> _Exercise instructions_: Repeat all of the material exactly as given.

> _Data excerpts_:
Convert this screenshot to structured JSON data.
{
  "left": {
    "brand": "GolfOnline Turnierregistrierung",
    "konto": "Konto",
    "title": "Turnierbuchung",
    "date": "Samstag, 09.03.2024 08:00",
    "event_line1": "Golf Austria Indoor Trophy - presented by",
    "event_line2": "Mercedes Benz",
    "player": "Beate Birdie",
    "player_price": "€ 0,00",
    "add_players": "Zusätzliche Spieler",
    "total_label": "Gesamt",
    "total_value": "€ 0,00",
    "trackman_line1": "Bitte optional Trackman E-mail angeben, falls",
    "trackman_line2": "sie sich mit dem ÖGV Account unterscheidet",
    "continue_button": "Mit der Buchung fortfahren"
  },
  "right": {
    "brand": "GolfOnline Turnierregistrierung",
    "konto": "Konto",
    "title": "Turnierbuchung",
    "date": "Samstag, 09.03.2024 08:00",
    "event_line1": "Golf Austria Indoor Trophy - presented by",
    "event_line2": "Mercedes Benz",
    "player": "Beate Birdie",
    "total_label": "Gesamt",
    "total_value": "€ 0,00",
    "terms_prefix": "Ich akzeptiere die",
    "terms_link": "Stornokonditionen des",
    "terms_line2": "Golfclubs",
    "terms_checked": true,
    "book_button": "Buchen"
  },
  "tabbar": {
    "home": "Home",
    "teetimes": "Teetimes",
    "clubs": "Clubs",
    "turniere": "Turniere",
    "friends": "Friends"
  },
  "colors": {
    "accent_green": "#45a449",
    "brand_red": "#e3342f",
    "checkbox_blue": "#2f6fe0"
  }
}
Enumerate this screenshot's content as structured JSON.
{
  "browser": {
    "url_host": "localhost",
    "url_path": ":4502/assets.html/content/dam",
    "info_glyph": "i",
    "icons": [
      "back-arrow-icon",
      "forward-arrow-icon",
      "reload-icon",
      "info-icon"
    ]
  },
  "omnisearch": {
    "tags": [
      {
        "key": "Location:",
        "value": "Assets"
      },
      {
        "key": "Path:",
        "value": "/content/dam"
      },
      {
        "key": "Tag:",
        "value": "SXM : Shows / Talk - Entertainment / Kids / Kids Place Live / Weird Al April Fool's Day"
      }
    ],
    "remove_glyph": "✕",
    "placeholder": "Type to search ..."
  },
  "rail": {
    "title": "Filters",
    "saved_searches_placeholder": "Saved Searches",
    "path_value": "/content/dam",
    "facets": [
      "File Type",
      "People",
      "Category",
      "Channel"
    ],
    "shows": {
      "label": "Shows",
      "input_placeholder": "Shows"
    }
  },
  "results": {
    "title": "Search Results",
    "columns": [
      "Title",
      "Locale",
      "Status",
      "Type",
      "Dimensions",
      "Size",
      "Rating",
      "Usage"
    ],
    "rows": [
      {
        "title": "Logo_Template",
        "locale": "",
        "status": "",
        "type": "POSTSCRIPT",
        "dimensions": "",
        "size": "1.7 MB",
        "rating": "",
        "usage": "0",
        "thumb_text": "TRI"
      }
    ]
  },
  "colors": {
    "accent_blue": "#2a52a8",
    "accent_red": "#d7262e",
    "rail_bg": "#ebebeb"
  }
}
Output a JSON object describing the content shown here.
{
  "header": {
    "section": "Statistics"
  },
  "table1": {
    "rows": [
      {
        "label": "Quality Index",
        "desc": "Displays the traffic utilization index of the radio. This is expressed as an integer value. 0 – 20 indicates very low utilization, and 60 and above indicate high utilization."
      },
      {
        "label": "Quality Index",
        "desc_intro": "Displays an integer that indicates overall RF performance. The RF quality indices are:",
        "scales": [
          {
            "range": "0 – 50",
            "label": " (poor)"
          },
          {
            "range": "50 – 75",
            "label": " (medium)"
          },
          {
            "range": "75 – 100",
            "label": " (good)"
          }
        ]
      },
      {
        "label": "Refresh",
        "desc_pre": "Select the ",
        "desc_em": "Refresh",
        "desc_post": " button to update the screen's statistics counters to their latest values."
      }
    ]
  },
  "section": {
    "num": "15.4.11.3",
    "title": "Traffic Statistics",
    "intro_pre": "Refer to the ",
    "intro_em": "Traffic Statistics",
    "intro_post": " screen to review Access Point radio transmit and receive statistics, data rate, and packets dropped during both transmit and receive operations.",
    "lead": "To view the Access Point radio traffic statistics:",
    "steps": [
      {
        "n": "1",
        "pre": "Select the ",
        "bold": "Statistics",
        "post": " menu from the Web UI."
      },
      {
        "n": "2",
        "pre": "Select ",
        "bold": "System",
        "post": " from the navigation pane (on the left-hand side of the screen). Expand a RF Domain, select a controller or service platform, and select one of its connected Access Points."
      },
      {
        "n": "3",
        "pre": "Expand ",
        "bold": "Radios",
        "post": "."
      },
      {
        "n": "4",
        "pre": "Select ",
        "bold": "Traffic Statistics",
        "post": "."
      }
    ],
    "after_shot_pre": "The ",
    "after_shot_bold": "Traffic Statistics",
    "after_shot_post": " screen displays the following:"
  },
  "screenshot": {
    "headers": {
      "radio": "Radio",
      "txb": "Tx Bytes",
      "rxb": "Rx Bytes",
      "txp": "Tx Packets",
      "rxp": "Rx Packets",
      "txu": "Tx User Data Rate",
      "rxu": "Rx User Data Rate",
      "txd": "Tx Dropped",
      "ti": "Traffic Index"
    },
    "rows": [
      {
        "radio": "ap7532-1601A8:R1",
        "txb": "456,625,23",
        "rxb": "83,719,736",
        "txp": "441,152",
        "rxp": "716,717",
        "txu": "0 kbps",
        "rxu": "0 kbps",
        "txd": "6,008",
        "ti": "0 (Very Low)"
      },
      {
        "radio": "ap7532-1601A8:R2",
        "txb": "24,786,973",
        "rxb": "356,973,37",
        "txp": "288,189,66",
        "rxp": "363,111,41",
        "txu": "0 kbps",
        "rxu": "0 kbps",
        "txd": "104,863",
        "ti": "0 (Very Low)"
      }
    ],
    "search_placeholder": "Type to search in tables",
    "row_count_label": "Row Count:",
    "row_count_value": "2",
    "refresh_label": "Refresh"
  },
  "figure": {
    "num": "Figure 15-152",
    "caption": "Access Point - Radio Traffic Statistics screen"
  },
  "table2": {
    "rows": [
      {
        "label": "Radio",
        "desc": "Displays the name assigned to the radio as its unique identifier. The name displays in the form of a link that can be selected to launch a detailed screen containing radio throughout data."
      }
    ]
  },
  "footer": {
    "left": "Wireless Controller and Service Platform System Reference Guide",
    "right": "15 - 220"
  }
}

> _Reply to the task_:
Convert this screenshot to structured JSON data.
{
  "left": {
    "brand": "GolfOnline Turnierregistrierung",
    "konto": "Konto",
    "title": "Turnierbuchung",
    "date": "Samstag, 09.03.2024 08:00",
    "event_line1": "Golf Austria Indoor Trophy - presented by",
    "event_line2": "Mercedes Benz",
    "player": "Beate Birdie",
    "player_price": "€ 0,00",
    "add_players": "Zusätzliche Spieler",
    "total_label": "Gesamt",
    "total_value": "€ 0,00",
    "trackman_line1": "Bitte optional Trackman E-mail angeben, falls",
    "trackman_line2": "sie sich mit dem ÖGV Account unterscheidet",
    "continue_button": "Mit der Buchung fortfahren"
  },
  "right": {
    "brand": "GolfOnline Turnierregistrierung",
    "konto": "Konto",
    "title": "Turnierbuchung",
    "date": "Samstag, 09.03.2024 08:00",
    "event_line1": "Golf Austria Indoor Trophy - presented by",
    "event_line2": "Mercedes Benz",
    "player": "Beate Birdie",
    "total_label": "Gesamt",
    "total_value": "€ 0,00",
    "terms_prefix": "Ich akzeptiere die",
    "terms_link": "Stornokonditionen des",
    "terms_line2": "Golfclubs",
    "terms_checked": true,
    "book_button": "Buchen"
  },
  "tabbar": {
    "home": "Home",
    "teetimes": "Teetimes",
    "clubs": "Clubs",
    "turniere": "Turniere",
    "friends": "Friends"
  },
  "colors": {
    "accent_green": "#45a449",
    "brand_red": "#e3342f",
    "checkbox_blue": "#2f6fe0"
  }
}
Enumerate this screenshot's content as structured JSON.
{
  "browser": {
    "url_host": "localhost",
    "url_path": ":4502/assets.html/content/dam",
    "info_glyph": "i",
    "icons": [
      "back-arrow-icon",
      "forward-arrow-icon",
      "reload-icon",
      "info-icon"
    ]
  },
  "omnisearch": {
    "tags": [
      {
        "key": "Location:",
        "value": "Assets"
      },
      {
        "key": "Path:",
        "value": "/content/dam"
      },
      {
        "key": "Tag:",
        "value": "SXM : Shows / Talk - Entertainment / Kids / Kids Place Live / Weird Al April Fool's Day"
      }
    ],
    "remove_glyph": "✕",
    "placeholder": "Type to search ..."
  },
  "rail": {
    "title": "Filters",
    "saved_searches_placeholder": "Saved Searches",
    "path_value": "/content/dam",
    "facets": [
      "File Type",
      "People",
      "Category",
      "Channel"
    ],
    "shows": {
      "label": "Shows",
      "input_placeholder": "Shows"
    }
  },
  "results": {
    "title": "Search Results",
    "columns": [
      "Title",
      "Locale",
      "Status",
      "Type",
      "Dimensions",
      "Size",
      "Rating",
      "Usage"
    ],
    "rows": [
      {
        "title": "Logo_Template",
        "locale": "",
        "status": "",
        "type": "POSTSCRIPT",
        "dimensions": "",
        "size": "1.7 MB",
        "rating": "",
        "usage": "0",
        "thumb_text": "TRI"
      }
    ]
  },
  "colors": {
    "accent_blue": "#2a52a8",
    "accent_red": "#d7262e",
    "rail_bg": "#ebebeb"
  }
}
Output a JSON object describing the content shown here.
{
  "header": {
    "section": "Statistics"
  },
  "table1": {
    "rows": [
      {
        "label": "Quality Index",
        "desc": "Displays the traffic utilization index of the radio. This is expressed as an integer value. 0 – 20 indicates very low utilization, and 60 and above indicate high utilization."
      },
      {
        "label": "Quality Index",
        "desc_intro": "Displays an integer that indicates overall RF performance. The RF quality indices are:",
        "scales": [
          {
            "range": "0 – 50",
            "label": " (poor)"
          },
          {
            "range": "50 – 75",
            "label": " (medium)"
          },
          {
            "range": "75 – 100",
            "label": " (good)"
          }
        ]
      },
      {
        "label": "Refresh",
        "desc_pre": "Select the ",
        "desc_em": "Refresh",
        "desc_post": " button to update the screen's statistics counters to their latest values."
      }
    ]
  },
  "section": {
    "num": "15.4.11.3",
    "title": "Traffic Statistics",
    "intro_pre": "Refer to the ",
    "intro_em": "Traffic Statistics",
    "intro_post": " screen to review Access Point radio transmit and receive statistics, data rate, and packets dropped during both transmit and receive operations.",
    "lead": "To view the Access Point radio traffic statistics:",
    "steps": [
      {
        "n": "1",
        "pre": "Select the ",
        "bold": "Statistics",
        "post": " menu from the Web UI."
      },
      {
        "n": "2",
        "pre": "Select ",
        "bold": "System",
        "post": " from the navigation pane (on the left-hand side of the screen). Expand a RF Domain, select a controller or service platform, and select one of its connected Access Points."
      },
      {
        "n": "3",
        "pre": "Expand ",
        "bold": "Radios",
        "post": "."
      },
      {
        "n": "4",
        "pre": "Select ",
        "bold": "Traffic Statistics",
        "post": "."
      }
    ],
    "after_shot_pre": "The ",
    "after_shot_bold": "Traffic Statistics",
    "after_shot_post": " screen displays the following:"
  },
  "screenshot": {
    "headers": {
      "radio": "Radio",
      "txb": "Tx Bytes",
      "rxb": "Rx Bytes",
      "txp": "Tx Packets",
      "rxp": "Rx Packets",
      "txu": "Tx User Data Rate",
      "rxu": "Rx User Data Rate",
      "txd": "Tx Dropped",
      "ti": "Traffic Index"
    },
    "rows": [
      {
        "radio": "ap7532-1601A8:R1",
        "txb": "456,625,23",
        "rxb": "83,719,736",
        "txp": "441,152",
        "rxp": "716,717",
        "txu": "0 kbps",
        "rxu": "0 kbps",
        "txd": "6,008",
        "ti": "0 (Very Low)"
      },
      {
        "radio": "ap7532-1601A8:R2",
        "txb": "24,786,973",
        "rxb": "356,973,37",
        "txp": "288,189,66",
        "rxp": "363,111,41",
        "txu": "0 kbps",
        "rxu": "0 kbps",
        "txd": "104,863",
        "ti": "0 (Very Low)"
      }
    ],
    "search_placeholder": "Type to search in tables",
    "row_count_label": "Row Count:",
    "row_count_value": "2",
    "refresh_label": "Refresh"
  },
  "figure": {
    "num": "Figure 15-152",
    "caption": "Access Point - Radio Traffic Statistics screen"
  },
  "table2": {
    "rows": [
      {
        "label": "Radio",
        "desc": "Displays the name assigned to the radio as its unique identifier. The name displays in the form of a link that can be selected to launch a detailed screen containing radio throughout data."
      }
    ]
  },
  "footer": {
    "left": "Wireless Controller and Service Platform System Reference Guide",
    "right": "15 - 220"
  }
}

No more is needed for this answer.